■ **WHAT YOU HAVE TO DO**: Each entry below is to be printed verbatim.

A run of records:
#####
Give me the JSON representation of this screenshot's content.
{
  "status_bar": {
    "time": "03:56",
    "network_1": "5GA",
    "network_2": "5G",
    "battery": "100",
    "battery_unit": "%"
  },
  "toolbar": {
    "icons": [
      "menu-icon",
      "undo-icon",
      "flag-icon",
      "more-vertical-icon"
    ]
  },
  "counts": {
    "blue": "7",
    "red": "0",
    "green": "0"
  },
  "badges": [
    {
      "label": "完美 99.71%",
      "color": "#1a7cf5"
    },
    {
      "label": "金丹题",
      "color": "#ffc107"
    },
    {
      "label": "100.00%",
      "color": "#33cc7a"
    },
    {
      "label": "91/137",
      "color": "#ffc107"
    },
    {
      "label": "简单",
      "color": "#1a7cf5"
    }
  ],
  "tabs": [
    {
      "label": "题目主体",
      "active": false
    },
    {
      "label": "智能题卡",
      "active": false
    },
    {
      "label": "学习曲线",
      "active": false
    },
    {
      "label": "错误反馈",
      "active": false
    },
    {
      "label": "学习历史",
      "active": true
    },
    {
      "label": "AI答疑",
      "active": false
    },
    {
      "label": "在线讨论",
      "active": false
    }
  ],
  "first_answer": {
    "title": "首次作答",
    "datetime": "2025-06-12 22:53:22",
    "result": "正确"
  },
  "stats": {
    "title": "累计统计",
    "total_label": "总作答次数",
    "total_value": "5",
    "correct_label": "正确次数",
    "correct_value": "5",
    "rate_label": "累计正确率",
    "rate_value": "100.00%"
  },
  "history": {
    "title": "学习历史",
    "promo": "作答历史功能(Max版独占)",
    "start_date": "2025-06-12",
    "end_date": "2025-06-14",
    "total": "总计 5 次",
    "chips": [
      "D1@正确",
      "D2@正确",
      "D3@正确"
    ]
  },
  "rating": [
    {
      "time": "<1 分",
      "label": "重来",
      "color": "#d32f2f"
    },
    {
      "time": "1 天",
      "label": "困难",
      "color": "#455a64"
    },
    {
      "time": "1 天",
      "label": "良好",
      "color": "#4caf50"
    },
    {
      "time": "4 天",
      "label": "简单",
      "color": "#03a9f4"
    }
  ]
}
#####
■ **ANSWER IN FULL**:
Give me the JSON representation of this screenshot's content.
{
  "status_bar": {
    "time": "03:56",
    "network_1": "5GA",
    "network_2": "5G",
    "battery": "100",
    "battery_unit": "%"
  },
  "toolbar": {
    "icons": [
      "menu-icon",
      "undo-icon",
      "flag-icon",
      "more-vertical-icon"
    ]
  },
  "counts": {
    "blue": "7",
    "red": "0",
    "green": "0"
  },
  "badges": [
    {
      "label": "完美 99.71%",
      "color": "#1a7cf5"
    },
    {
      "label": "金丹题",
      "color": "#ffc107"
    },
    {
      "label": "100.00%",
      "color": "#33cc7a"
    },
    {
      "label": "91/137",
      "color": "#ffc107"
    },
    {
      "label": "简单",
      "color": "#1a7cf5"
    }
  ],
  "tabs": [
    {
      "label": "题目主体",
      "active": false
    },
    {
      "label": "智能题卡",
      "active": false
    },
    {
      "label": "学习曲线",
      "active": false
    },
    {
      "label": "错误反馈",
      "active": false
    },
    {
      "label": "学习历史",
      "active": true
    },
    {
      "label": "AI答疑",
      "active": false
    },
    {
      "label": "在线讨论",
      "active": false
    }
  ],
  "first_answer": {
    "title": "首次作答",
    "datetime": "2025-06-12 22:53:22",
    "result": "正确"
  },
  "stats": {
    "title": "累计统计",
    "total_label": "总作答次数",
    "total_value": "5",
    "correct_label": "正确次数",
    "correct_value": "5",
    "rate_label": "累计正确率",
    "rate_value": "100.00%"
  },
  "history": {
    "title": "学习历史",
    "promo": "作答历史功能(Max版独占)",
    "start_date": "2025-06-12",
    "end_date": "2025-06-14",
    "total": "总计 5 次",
    "chips": [
      "D1@正确",
      "D2@正确",
      "D3@正确"
    ]
  },
  "rating": [
    {
      "time": "<1 分",
      "label": "重来",
      "color": "#d32f2f"
    },
    {
      "time": "1 天",
      "label": "困难",
      "color": "#455a64"
    },
    {
      "time": "1 天",
      "label": "良好",
      "color": "#4caf50"
    },
    {
      "time": "4 天",
      "label": "简单",
      "color": "#03a9f4"
    }
  ]
}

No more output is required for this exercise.